* _DATA SUPPLIED_
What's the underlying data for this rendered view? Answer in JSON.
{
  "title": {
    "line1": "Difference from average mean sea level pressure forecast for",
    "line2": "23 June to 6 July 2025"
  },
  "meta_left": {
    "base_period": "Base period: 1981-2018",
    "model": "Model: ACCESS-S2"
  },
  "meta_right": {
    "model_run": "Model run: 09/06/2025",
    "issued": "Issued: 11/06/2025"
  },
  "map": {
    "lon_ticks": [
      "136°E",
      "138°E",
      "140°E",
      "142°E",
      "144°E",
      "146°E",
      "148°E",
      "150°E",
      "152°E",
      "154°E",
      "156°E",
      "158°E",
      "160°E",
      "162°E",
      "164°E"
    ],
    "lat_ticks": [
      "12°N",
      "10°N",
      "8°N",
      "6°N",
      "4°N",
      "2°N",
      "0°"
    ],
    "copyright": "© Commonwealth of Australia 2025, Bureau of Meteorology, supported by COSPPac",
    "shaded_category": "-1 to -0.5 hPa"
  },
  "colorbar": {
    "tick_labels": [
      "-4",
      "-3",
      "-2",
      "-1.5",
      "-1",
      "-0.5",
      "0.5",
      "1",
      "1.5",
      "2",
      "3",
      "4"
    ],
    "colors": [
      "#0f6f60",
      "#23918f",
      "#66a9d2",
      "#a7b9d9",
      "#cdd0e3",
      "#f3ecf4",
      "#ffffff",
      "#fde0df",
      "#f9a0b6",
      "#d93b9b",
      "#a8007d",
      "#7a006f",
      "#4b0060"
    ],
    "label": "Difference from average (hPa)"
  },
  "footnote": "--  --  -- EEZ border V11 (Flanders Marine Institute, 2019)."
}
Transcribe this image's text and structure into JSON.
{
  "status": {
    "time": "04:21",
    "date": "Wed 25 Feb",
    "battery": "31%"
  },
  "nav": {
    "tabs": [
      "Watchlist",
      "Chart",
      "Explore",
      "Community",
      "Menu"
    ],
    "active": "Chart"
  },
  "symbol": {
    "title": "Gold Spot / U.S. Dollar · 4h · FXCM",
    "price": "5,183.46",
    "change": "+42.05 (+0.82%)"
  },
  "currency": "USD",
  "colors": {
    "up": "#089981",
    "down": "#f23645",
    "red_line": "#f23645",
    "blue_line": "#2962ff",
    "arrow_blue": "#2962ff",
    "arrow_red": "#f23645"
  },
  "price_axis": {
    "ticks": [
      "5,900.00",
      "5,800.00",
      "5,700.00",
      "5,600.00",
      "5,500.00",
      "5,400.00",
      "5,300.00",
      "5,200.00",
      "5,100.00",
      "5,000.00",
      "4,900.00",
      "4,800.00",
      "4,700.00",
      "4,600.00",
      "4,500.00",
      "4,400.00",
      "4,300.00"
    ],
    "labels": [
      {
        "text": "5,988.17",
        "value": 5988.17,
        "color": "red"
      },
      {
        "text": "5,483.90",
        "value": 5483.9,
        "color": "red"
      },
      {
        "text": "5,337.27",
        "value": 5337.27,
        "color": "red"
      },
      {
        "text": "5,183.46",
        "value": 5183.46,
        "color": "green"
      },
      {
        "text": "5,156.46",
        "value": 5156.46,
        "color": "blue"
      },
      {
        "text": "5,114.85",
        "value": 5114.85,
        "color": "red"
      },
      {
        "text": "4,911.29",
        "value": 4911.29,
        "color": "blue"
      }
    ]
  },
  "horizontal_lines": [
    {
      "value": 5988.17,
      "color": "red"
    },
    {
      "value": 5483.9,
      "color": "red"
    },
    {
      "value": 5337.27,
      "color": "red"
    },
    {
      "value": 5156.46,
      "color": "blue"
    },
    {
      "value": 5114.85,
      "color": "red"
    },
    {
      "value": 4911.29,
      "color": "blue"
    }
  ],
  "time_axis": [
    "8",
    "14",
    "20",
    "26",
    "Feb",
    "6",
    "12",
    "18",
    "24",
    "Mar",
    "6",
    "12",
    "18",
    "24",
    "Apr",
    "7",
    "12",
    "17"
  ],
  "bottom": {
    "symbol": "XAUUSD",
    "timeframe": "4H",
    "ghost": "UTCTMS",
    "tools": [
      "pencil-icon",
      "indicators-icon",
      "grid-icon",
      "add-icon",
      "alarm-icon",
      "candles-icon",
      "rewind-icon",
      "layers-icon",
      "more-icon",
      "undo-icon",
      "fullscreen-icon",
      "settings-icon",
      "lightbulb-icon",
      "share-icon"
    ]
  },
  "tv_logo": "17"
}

* _INSTRUCTIONS TO FOLLOW_
Count how many lines in the data contain the word "from", giving the number without comment.

* _RESULT FOR THIS EXERCISE_
2